#### JOB
Find every line in the records below that contains the word "suddenly", and copy each such line.

[Saved data entries]
>> Start
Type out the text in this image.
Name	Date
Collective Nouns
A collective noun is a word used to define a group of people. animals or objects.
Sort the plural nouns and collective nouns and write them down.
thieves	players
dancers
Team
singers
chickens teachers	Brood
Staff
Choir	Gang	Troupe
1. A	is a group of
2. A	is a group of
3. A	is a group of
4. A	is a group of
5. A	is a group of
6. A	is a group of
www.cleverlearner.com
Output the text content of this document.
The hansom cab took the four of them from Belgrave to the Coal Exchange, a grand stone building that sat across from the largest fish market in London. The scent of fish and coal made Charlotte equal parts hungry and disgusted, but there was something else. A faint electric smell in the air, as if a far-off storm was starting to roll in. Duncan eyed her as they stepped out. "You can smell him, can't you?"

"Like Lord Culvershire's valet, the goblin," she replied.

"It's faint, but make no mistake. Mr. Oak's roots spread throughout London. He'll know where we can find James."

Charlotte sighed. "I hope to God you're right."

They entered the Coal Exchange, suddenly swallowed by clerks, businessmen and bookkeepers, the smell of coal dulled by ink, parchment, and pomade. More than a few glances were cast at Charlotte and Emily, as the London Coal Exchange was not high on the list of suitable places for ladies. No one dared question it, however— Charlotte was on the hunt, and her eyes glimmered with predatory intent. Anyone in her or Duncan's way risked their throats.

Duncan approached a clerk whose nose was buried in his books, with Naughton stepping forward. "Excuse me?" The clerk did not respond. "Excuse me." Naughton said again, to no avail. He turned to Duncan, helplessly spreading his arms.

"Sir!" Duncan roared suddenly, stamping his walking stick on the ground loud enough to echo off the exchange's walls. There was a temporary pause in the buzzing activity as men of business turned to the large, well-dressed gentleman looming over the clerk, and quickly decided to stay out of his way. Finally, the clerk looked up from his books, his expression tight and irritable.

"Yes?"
>> End
#### TASK ANSWER
They entered the Coal Exchange, suddenly swallowed by clerks, businessmen and bookkeepers, the smell of coal dulled by ink, parchment, and pomade. More than a few glances were cast at Charlotte and Emily, as the London Coal Exchange was not high on the list of suitable places for ladies. No one dared question it, however— Charlotte was on the hunt, and her eyes glimmered with predatory intent. Anyone in her or Duncan's way risked their throats.
"Sir!" Duncan roared suddenly, stamping his walking stick on the ground loud enough to echo off the exchange's walls. There was a temporary pause in the buzzing activity as men of business turned to the large, well-dressed gentleman looming over the clerk, and quickly decided to stay out of his way. Finally, the clerk looked up from his books, his expression tight and irritable.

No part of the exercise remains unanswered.